Entries
——————————

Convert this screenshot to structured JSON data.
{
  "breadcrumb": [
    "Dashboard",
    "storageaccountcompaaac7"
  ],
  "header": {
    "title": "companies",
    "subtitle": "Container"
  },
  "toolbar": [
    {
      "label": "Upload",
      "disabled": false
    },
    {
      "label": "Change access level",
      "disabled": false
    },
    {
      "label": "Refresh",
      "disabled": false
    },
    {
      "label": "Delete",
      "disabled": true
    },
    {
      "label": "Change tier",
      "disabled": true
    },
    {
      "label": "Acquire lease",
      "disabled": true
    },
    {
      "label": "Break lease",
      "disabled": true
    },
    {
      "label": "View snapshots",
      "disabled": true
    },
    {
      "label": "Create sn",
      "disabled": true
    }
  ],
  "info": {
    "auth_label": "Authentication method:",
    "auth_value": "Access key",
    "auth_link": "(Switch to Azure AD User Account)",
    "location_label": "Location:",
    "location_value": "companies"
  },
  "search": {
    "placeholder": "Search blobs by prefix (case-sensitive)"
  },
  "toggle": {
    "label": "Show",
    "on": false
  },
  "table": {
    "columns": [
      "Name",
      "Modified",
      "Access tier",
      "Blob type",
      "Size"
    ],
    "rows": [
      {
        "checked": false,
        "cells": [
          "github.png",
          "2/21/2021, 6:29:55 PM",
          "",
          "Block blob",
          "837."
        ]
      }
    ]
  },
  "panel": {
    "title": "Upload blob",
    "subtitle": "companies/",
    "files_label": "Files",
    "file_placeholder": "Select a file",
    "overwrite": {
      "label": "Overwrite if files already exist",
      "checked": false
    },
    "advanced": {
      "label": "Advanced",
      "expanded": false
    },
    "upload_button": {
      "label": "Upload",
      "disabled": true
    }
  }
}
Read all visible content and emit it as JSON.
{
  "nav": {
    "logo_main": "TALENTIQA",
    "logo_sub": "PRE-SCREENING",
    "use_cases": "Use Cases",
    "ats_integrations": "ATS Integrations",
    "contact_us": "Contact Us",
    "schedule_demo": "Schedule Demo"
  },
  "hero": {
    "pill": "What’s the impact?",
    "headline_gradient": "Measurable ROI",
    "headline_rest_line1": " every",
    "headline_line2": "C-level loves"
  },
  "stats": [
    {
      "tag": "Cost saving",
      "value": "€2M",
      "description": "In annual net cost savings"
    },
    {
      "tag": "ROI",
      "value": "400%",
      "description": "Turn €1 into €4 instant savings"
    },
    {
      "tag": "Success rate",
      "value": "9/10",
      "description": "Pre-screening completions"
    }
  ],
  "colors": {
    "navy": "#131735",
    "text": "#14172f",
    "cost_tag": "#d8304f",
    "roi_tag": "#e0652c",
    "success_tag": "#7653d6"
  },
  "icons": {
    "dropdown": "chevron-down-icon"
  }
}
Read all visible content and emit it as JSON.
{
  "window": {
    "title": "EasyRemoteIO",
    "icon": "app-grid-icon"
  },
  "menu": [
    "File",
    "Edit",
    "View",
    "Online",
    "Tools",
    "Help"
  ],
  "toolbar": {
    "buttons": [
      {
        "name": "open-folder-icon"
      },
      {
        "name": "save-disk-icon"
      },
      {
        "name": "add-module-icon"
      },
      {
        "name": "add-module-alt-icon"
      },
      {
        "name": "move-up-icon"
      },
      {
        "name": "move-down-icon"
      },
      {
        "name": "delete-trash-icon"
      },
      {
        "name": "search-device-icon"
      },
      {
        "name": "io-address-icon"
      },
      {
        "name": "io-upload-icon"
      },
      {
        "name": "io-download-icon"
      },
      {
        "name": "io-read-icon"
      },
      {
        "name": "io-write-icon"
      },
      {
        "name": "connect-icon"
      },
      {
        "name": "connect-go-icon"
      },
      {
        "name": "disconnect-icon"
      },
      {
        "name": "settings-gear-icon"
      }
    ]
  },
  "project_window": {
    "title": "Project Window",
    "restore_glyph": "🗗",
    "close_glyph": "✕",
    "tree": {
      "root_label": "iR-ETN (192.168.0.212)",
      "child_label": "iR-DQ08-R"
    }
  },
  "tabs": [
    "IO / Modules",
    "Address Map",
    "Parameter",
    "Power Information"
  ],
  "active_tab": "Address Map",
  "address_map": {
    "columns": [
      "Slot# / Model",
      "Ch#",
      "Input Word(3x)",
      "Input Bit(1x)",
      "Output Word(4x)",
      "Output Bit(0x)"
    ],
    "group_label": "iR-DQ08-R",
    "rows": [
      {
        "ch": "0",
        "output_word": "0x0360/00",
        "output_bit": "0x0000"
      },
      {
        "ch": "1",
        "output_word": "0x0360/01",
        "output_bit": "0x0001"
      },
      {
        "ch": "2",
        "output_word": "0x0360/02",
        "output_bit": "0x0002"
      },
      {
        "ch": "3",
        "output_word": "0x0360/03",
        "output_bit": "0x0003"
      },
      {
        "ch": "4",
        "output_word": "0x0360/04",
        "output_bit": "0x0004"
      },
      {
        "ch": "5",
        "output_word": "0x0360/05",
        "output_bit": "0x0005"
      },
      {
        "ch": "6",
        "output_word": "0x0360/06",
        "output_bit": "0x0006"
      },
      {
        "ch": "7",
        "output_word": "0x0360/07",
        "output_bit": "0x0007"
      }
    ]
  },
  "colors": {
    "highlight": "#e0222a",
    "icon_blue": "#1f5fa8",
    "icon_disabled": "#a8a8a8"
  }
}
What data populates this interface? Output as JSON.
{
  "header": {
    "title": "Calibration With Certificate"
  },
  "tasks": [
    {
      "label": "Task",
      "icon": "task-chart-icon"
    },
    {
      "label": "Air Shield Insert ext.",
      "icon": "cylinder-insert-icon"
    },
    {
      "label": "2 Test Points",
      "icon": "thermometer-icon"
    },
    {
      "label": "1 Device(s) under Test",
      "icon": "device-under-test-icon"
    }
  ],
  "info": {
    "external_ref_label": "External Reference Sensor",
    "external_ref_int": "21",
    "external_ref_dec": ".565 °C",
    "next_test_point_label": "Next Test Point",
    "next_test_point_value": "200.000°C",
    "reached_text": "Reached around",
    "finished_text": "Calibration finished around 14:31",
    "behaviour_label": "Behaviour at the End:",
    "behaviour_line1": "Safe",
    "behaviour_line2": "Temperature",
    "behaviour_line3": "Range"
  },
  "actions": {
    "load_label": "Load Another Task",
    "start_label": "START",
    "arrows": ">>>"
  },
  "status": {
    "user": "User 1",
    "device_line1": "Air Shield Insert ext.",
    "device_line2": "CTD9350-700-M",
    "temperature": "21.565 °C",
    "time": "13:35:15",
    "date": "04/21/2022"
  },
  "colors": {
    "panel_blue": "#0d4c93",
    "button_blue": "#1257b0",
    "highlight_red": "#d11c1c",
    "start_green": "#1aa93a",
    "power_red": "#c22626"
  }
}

——————————

Goal of the exercise
Copy out every entry again, exactly as it was given.

The solution
Convert this screenshot to structured JSON data.
{
  "breadcrumb": [
    "Dashboard",
    "storageaccountcompaaac7"
  ],
  "header": {
    "title": "companies",
    "subtitle": "Container"
  },
  "toolbar": [
    {
      "label": "Upload",
      "disabled": false
    },
    {
      "label": "Change access level",
      "disabled": false
    },
    {
      "label": "Refresh",
      "disabled": false
    },
    {
      "label": "Delete",
      "disabled": true
    },
    {
      "label": "Change tier",
      "disabled": true
    },
    {
      "label": "Acquire lease",
      "disabled": true
    },
    {
      "label": "Break lease",
      "disabled": true
    },
    {
      "label": "View snapshots",
      "disabled": true
    },
    {
      "label": "Create sn",
      "disabled": true
    }
  ],
  "info": {
    "auth_label": "Authentication method:",
    "auth_value": "Access key",
    "auth_link": "(Switch to Azure AD User Account)",
    "location_label": "Location:",
    "location_value": "companies"
  },
  "search": {
    "placeholder": "Search blobs by prefix (case-sensitive)"
  },
  "toggle": {
    "label": "Show",
    "on": false
  },
  "table": {
    "columns": [
      "Name",
      "Modified",
      "Access tier",
      "Blob type",
      "Size"
    ],
    "rows": [
      {
        "checked": false,
        "cells": [
          "github.png",
          "2/21/2021, 6:29:55 PM",
          "",
          "Block blob",
          "837."
        ]
      }
    ]
  },
  "panel": {
    "title": "Upload blob",
    "subtitle": "companies/",
    "files_label": "Files",
    "file_placeholder": "Select a file",
    "overwrite": {
      "label": "Overwrite if files already exist",
      "checked": false
    },
    "advanced": {
      "label": "Advanced",
      "expanded": false
    },
    "upload_button": {
      "label": "Upload",
      "disabled": true
    }
  }
}
Read all visible content and emit it as JSON.
{
  "nav": {
    "logo_main": "TALENTIQA",
    "logo_sub": "PRE-SCREENING",
    "use_cases": "Use Cases",
    "ats_integrations": "ATS Integrations",
    "contact_us": "Contact Us",
    "schedule_demo": "Schedule Demo"
  },
  "hero": {
    "pill": "What’s the impact?",
    "headline_gradient": "Measurable ROI",
    "headline_rest_line1": " every",
    "headline_line2": "C-level loves"
  },
  "stats": [
    {
      "tag": "Cost saving",
      "value": "€2M",
      "description": "In annual net cost savings"
    },
    {
      "tag": "ROI",
      "value": "400%",
      "description": "Turn €1 into €4 instant savings"
    },
    {
      "tag": "Success rate",
      "value": "9/10",
      "description": "Pre-screening completions"
    }
  ],
  "colors": {
    "navy": "#131735",
    "text": "#14172f",
    "cost_tag": "#d8304f",
    "roi_tag": "#e0652c",
    "success_tag": "#7653d6"
  },
  "icons": {
    "dropdown": "chevron-down-icon"
  }
}
Read all visible content and emit it as JSON.
{
  "window": {
    "title": "EasyRemoteIO",
    "icon": "app-grid-icon"
  },
  "menu": [
    "File",
    "Edit",
    "View",
    "Online",
    "Tools",
    "Help"
  ],
  "toolbar": {
    "buttons": [
      {
        "name": "open-folder-icon"
      },
      {
        "name": "save-disk-icon"
      },
      {
        "name": "add-module-icon"
      },
      {
        "name": "add-module-alt-icon"
      },
      {
        "name": "move-up-icon"
      },
      {
        "name": "move-down-icon"
      },
      {
        "name": "delete-trash-icon"
      },
      {
        "name": "search-device-icon"
      },
      {
        "name": "io-address-icon"
      },
      {
        "name": "io-upload-icon"
      },
      {
        "name": "io-download-icon"
      },
      {
        "name": "io-read-icon"
      },
      {
        "name": "io-write-icon"
      },
      {
        "name": "connect-icon"
      },
      {
        "name": "connect-go-icon"
      },
      {
        "name": "disconnect-icon"
      },
      {
        "name": "settings-gear-icon"
      }
    ]
  },
  "project_window": {
    "title": "Project Window",
    "restore_glyph": "🗗",
    "close_glyph": "✕",
    "tree": {
      "root_label": "iR-ETN (192.168.0.212)",
      "child_label": "iR-DQ08-R"
    }
  },
  "tabs": [
    "IO / Modules",
    "Address Map",
    "Parameter",
    "Power Information"
  ],
  "active_tab": "Address Map",
  "address_map": {
    "columns": [
      "Slot# / Model",
      "Ch#",
      "Input Word(3x)",
      "Input Bit(1x)",
      "Output Word(4x)",
      "Output Bit(0x)"
    ],
    "group_label": "iR-DQ08-R",
    "rows": [
      {
        "ch": "0",
        "output_word": "0x0360/00",
        "output_bit": "0x0000"
      },
      {
        "ch": "1",
        "output_word": "0x0360/01",
        "output_bit": "0x0001"
      },
      {
        "ch": "2",
        "output_word": "0x0360/02",
        "output_bit": "0x0002"
      },
      {
        "ch": "3",
        "output_word": "0x0360/03",
        "output_bit": "0x0003"
      },
      {
        "ch": "4",
        "output_word": "0x0360/04",
        "output_bit": "0x0004"
      },
      {
        "ch": "5",
        "output_word": "0x0360/05",
        "output_bit": "0x0005"
      },
      {
        "ch": "6",
        "output_word": "0x0360/06",
        "output_bit": "0x0006"
      },
      {
        "ch": "7",
        "output_word": "0x0360/07",
        "output_bit": "0x0007"
      }
    ]
  },
  "colors": {
    "highlight": "#e0222a",
    "icon_blue": "#1f5fa8",
    "icon_disabled": "#a8a8a8"
  }
}
What data populates this interface? Output as JSON.
{
  "header": {
    "title": "Calibration With Certificate"
  },
  "tasks": [
    {
      "label": "Task",
      "icon": "task-chart-icon"
    },
    {
      "label": "Air Shield Insert ext.",
      "icon": "cylinder-insert-icon"
    },
    {
      "label": "2 Test Points",
      "icon": "thermometer-icon"
    },
    {
      "label": "1 Device(s) under Test",
      "icon": "device-under-test-icon"
    }
  ],
  "info": {
    "external_ref_label": "External Reference Sensor",
    "external_ref_int": "21",
    "external_ref_dec": ".565 °C",
    "next_test_point_label": "Next Test Point",
    "next_test_point_value": "200.000°C",
    "reached_text": "Reached around",
    "finished_text": "Calibration finished around 14:31",
    "behaviour_label": "Behaviour at the End:",
    "behaviour_line1": "Safe",
    "behaviour_line2": "Temperature",
    "behaviour_line3": "Range"
  },
  "actions": {
    "load_label": "Load Another Task",
    "start_label": "START",
    "arrows": ">>>"
  },
  "status": {
    "user": "User 1",
    "device_line1": "Air Shield Insert ext.",
    "device_line2": "CTD9350-700-M",
    "temperature": "21.565 °C",
    "time": "13:35:15",
    "date": "04/21/2022"
  },
  "colors": {
    "panel_blue": "#0d4c93",
    "button_blue": "#1257b0",
    "highlight_red": "#d11c1c",
    "start_green": "#1aa93a",
    "power_red": "#c22626"
  }
}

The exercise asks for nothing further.